Data records:
---

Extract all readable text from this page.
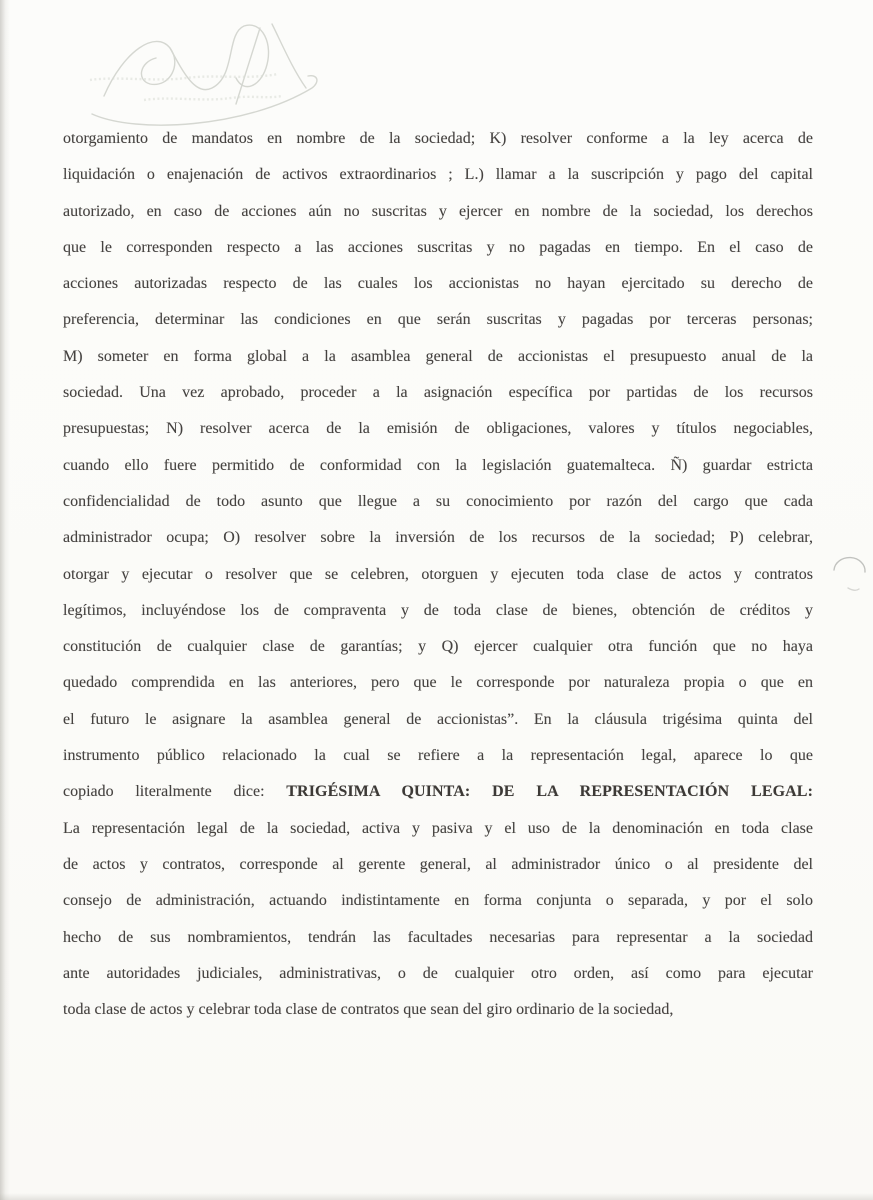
otorgamiento de mandatos en nombre de la sociedad; K) resolver conforme a la ley acerca de
liquidación o enajenación de activos extraordinarios ; L.) llamar a la suscripción y pago del capital
autorizado, en caso de acciones aún no suscritas y ejercer en nombre de la sociedad, los derechos
que le corresponden respecto a las acciones suscritas y no pagadas en tiempo. En el caso de
acciones autorizadas respecto de las cuales los accionistas no hayan ejercitado su derecho de
preferencia, determinar las condiciones en que serán suscritas y pagadas por terceras personas;
M) someter en forma global a la asamblea general de accionistas el presupuesto anual de la
sociedad. Una vez aprobado, proceder a la asignación específica por partidas de los recursos
presupuestas; N) resolver acerca de la emisión de obligaciones, valores y títulos negociables,
cuando ello fuere permitido de conformidad con la legislación guatemalteca. Ñ) guardar estricta
confidencialidad de todo asunto que llegue a su conocimiento por razón del cargo que cada
administrador ocupa; O) resolver sobre la inversión de los recursos de la sociedad; P) celebrar,
otorgar y ejecutar o resolver que se celebren, otorguen y ejecuten toda clase de actos y contratos
legítimos, incluyéndose los de compraventa y de toda clase de bienes, obtención de créditos y
constitución de cualquier clase de garantías; y Q) ejercer cualquier otra función que no haya
quedado comprendida en las anteriores, pero que le corresponde por naturaleza propia o que en
el futuro le asignare la asamblea general de accionistas”. En la cláusula trigésima quinta del
instrumento público relacionado la cual se refiere a la representación legal, aparece lo que
copiado literalmente dice: TRIGÉSIMA QUINTA: DE LA REPRESENTACIÓN LEGAL:
La representación legal de la sociedad, activa y pasiva y el uso de la denominación en toda clase
de actos y contratos, corresponde al gerente general, al administrador único o al presidente del
consejo de administración, actuando indistintamente en forma conjunta o separada, y por el solo
hecho de sus nombramientos, tendrán las facultades necesarias para representar a la sociedad
ante autoridades judiciales, administrativas, o de cualquier otro orden, así como para ejecutar
toda clase de actos y celebrar toda clase de contratos que sean del giro ordinario de la sociedad,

---

Exercise directions: Without the pictures, write out every entry precisely as it appears.

Task result:
Extract all readable text from this page.
otorgamiento de mandatos en nombre de la sociedad; K) resolver conforme a la ley acerca de
liquidación o enajenación de activos extraordinarios ; L.) llamar a la suscripción y pago del capital
autorizado, en caso de acciones aún no suscritas y ejercer en nombre de la sociedad, los derechos
que le corresponden respecto a las acciones suscritas y no pagadas en tiempo. En el caso de
acciones autorizadas respecto de las cuales los accionistas no hayan ejercitado su derecho de
preferencia, determinar las condiciones en que serán suscritas y pagadas por terceras personas;
M) someter en forma global a la asamblea general de accionistas el presupuesto anual de la
sociedad. Una vez aprobado, proceder a la asignación específica por partidas de los recursos
presupuestas; N) resolver acerca de la emisión de obligaciones, valores y títulos negociables,
cuando ello fuere permitido de conformidad con la legislación guatemalteca. Ñ) guardar estricta
confidencialidad de todo asunto que llegue a su conocimiento por razón del cargo que cada
administrador ocupa; O) resolver sobre la inversión de los recursos de la sociedad; P) celebrar,
otorgar y ejecutar o resolver que se celebren, otorguen y ejecuten toda clase de actos y contratos
legítimos, incluyéndose los de compraventa y de toda clase de bienes, obtención de créditos y
constitución de cualquier clase de garantías; y Q) ejercer cualquier otra función que no haya
quedado comprendida en las anteriores, pero que le corresponde por naturaleza propia o que en
el futuro le asignare la asamblea general de accionistas”. En la cláusula trigésima quinta del
instrumento público relacionado la cual se refiere a la representación legal, aparece lo que
copiado literalmente dice: TRIGÉSIMA QUINTA: DE LA REPRESENTACIÓN LEGAL:
La representación legal de la sociedad, activa y pasiva y el uso de la denominación en toda clase
de actos y contratos, corresponde al gerente general, al administrador único o al presidente del
consejo de administración, actuando indistintamente en forma conjunta o separada, y por el solo
hecho de sus nombramientos, tendrán las facultades necesarias para representar a la sociedad
ante autoridades judiciales, administrativas, o de cualquier otro orden, así como para ejecutar
toda clase de actos y celebrar toda clase de contratos que sean del giro ordinario de la sociedad,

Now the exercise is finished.